**AIM OF THE TASK:**
Give the entries again, word for word.
** Start of DATASET CONTENT **
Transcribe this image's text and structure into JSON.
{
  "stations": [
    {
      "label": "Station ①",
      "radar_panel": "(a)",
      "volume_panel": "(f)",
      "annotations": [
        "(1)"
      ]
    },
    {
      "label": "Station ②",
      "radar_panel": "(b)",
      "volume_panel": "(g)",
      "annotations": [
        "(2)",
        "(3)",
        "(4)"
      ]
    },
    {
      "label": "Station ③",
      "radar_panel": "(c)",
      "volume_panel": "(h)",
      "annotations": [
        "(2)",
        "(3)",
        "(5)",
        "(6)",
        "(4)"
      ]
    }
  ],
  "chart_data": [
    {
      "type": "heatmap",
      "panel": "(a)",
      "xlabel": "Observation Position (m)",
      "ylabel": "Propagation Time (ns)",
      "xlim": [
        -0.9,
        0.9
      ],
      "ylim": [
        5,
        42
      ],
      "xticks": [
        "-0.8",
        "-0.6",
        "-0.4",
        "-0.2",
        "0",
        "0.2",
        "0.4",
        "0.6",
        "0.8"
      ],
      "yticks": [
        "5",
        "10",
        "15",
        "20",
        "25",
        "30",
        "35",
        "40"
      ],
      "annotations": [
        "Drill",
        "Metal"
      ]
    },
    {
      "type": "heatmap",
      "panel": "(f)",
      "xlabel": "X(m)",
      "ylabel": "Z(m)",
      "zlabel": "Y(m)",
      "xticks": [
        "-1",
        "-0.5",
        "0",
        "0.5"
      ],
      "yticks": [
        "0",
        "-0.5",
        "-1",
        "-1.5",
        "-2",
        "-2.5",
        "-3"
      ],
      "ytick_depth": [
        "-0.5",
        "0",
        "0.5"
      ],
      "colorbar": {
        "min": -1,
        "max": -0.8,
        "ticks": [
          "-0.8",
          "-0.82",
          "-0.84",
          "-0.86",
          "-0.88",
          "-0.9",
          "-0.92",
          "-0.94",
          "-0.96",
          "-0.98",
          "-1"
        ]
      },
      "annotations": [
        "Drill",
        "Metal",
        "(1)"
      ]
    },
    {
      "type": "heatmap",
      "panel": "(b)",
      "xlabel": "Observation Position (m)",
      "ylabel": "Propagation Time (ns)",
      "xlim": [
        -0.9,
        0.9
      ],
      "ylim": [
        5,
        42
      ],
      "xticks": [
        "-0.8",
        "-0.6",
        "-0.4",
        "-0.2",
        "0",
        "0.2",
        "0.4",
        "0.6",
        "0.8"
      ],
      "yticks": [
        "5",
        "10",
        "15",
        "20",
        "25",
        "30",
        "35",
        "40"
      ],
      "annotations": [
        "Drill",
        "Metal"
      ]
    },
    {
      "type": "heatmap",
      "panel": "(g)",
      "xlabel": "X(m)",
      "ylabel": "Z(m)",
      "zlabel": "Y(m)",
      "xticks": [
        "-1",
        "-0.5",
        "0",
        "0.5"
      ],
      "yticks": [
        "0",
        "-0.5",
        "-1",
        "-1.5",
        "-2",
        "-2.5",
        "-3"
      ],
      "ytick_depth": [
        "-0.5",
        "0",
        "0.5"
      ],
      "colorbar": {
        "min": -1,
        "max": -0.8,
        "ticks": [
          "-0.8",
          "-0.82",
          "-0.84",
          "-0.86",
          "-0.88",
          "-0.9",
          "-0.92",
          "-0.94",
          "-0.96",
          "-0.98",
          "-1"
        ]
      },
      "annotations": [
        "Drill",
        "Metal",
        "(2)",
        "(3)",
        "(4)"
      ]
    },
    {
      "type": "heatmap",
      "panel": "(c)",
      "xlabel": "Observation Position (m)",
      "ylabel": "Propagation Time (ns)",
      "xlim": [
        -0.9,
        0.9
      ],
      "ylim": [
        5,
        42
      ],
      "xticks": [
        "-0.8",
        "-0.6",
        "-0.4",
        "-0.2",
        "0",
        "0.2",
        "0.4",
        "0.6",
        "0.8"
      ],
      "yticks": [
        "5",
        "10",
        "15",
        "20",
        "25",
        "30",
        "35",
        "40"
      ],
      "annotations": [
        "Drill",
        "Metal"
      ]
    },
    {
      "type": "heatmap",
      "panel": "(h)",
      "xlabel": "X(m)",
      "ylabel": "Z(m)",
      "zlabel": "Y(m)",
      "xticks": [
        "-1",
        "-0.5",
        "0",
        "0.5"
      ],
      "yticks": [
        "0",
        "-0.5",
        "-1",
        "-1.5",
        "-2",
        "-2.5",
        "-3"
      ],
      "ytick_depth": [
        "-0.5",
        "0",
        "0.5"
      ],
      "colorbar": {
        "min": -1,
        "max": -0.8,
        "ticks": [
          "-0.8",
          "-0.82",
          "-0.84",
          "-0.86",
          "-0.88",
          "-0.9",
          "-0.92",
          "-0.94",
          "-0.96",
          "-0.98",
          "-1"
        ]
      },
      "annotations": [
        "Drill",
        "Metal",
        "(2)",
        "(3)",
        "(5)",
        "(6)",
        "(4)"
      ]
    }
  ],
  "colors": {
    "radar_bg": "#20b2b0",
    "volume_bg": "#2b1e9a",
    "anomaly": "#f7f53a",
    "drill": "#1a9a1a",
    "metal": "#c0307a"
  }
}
** End of DATASET CONTENT **
**THE REPLY:**
Transcribe this image's text and structure into JSON.
{
  "stations": [
    {
      "label": "Station ①",
      "radar_panel": "(a)",
      "volume_panel": "(f)",
      "annotations": [
        "(1)"
      ]
    },
    {
      "label": "Station ②",
      "radar_panel": "(b)",
      "volume_panel": "(g)",
      "annotations": [
        "(2)",
        "(3)",
        "(4)"
      ]
    },
    {
      "label": "Station ③",
      "radar_panel": "(c)",
      "volume_panel": "(h)",
      "annotations": [
        "(2)",
        "(3)",
        "(5)",
        "(6)",
        "(4)"
      ]
    }
  ],
  "chart_data": [
    {
      "type": "heatmap",
      "panel": "(a)",
      "xlabel": "Observation Position (m)",
      "ylabel": "Propagation Time (ns)",
      "xlim": [
        -0.9,
        0.9
      ],
      "ylim": [
        5,
        42
      ],
      "xticks": [
        "-0.8",
        "-0.6",
        "-0.4",
        "-0.2",
        "0",
        "0.2",
        "0.4",
        "0.6",
        "0.8"
      ],
      "yticks": [
        "5",
        "10",
        "15",
        "20",
        "25",
        "30",
        "35",
        "40"
      ],
      "annotations": [
        "Drill",
        "Metal"
      ]
    },
    {
      "type": "heatmap",
      "panel": "(f)",
      "xlabel": "X(m)",
      "ylabel": "Z(m)",
      "zlabel": "Y(m)",
      "xticks": [
        "-1",
        "-0.5",
        "0",
        "0.5"
      ],
      "yticks": [
        "0",
        "-0.5",
        "-1",
        "-1.5",
        "-2",
        "-2.5",
        "-3"
      ],
      "ytick_depth": [
        "-0.5",
        "0",
        "0.5"
      ],
      "colorbar": {
        "min": -1,
        "max": -0.8,
        "ticks": [
          "-0.8",
          "-0.82",
          "-0.84",
          "-0.86",
          "-0.88",
          "-0.9",
          "-0.92",
          "-0.94",
          "-0.96",
          "-0.98",
          "-1"
        ]
      },
      "annotations": [
        "Drill",
        "Metal",
        "(1)"
      ]
    },
    {
      "type": "heatmap",
      "panel": "(b)",
      "xlabel": "Observation Position (m)",
      "ylabel": "Propagation Time (ns)",
      "xlim": [
        -0.9,
        0.9
      ],
      "ylim": [
        5,
        42
      ],
      "xticks": [
        "-0.8",
        "-0.6",
        "-0.4",
        "-0.2",
        "0",
        "0.2",
        "0.4",
        "0.6",
        "0.8"
      ],
      "yticks": [
        "5",
        "10",
        "15",
        "20",
        "25",
        "30",
        "35",
        "40"
      ],
      "annotations": [
        "Drill",
        "Metal"
      ]
    },
    {
      "type": "heatmap",
      "panel": "(g)",
      "xlabel": "X(m)",
      "ylabel": "Z(m)",
      "zlabel": "Y(m)",
      "xticks": [
        "-1",
        "-0.5",
        "0",
        "0.5"
      ],
      "yticks": [
        "0",
        "-0.5",
        "-1",
        "-1.5",
        "-2",
        "-2.5",
        "-3"
      ],
      "ytick_depth": [
        "-0.5",
        "0",
        "0.5"
      ],
      "colorbar": {
        "min": -1,
        "max": -0.8,
        "ticks": [
          "-0.8",
          "-0.82",
          "-0.84",
          "-0.86",
          "-0.88",
          "-0.9",
          "-0.92",
          "-0.94",
          "-0.96",
          "-0.98",
          "-1"
        ]
      },
      "annotations": [
        "Drill",
        "Metal",
        "(2)",
        "(3)",
        "(4)"
      ]
    },
    {
      "type": "heatmap",
      "panel": "(c)",
      "xlabel": "Observation Position (m)",
      "ylabel": "Propagation Time (ns)",
      "xlim": [
        -0.9,
        0.9
      ],
      "ylim": [
        5,
        42
      ],
      "xticks": [
        "-0.8",
        "-0.6",
        "-0.4",
        "-0.2",
        "0",
        "0.2",
        "0.4",
        "0.6",
        "0.8"
      ],
      "yticks": [
        "5",
        "10",
        "15",
        "20",
        "25",
        "30",
        "35",
        "40"
      ],
      "annotations": [
        "Drill",
        "Metal"
      ]
    },
    {
      "type": "heatmap",
      "panel": "(h)",
      "xlabel": "X(m)",
      "ylabel": "Z(m)",
      "zlabel": "Y(m)",
      "xticks": [
        "-1",
        "-0.5",
        "0",
        "0.5"
      ],
      "yticks": [
        "0",
        "-0.5",
        "-1",
        "-1.5",
        "-2",
        "-2.5",
        "-3"
      ],
      "ytick_depth": [
        "-0.5",
        "0",
        "0.5"
      ],
      "colorbar": {
        "min": -1,
        "max": -0.8,
        "ticks": [
          "-0.8",
          "-0.82",
          "-0.84",
          "-0.86",
          "-0.88",
          "-0.9",
          "-0.92",
          "-0.94",
          "-0.96",
          "-0.98",
          "-1"
        ]
      },
      "annotations": [
        "Drill",
        "Metal",
        "(2)",
        "(3)",
        "(5)",
        "(6)",
        "(4)"
      ]
    }
  ],
  "colors": {
    "radar_bg": "#20b2b0",
    "volume_bg": "#2b1e9a",
    "anomaly": "#f7f53a",
    "drill": "#1a9a1a",
    "metal": "#c0307a"
  }
}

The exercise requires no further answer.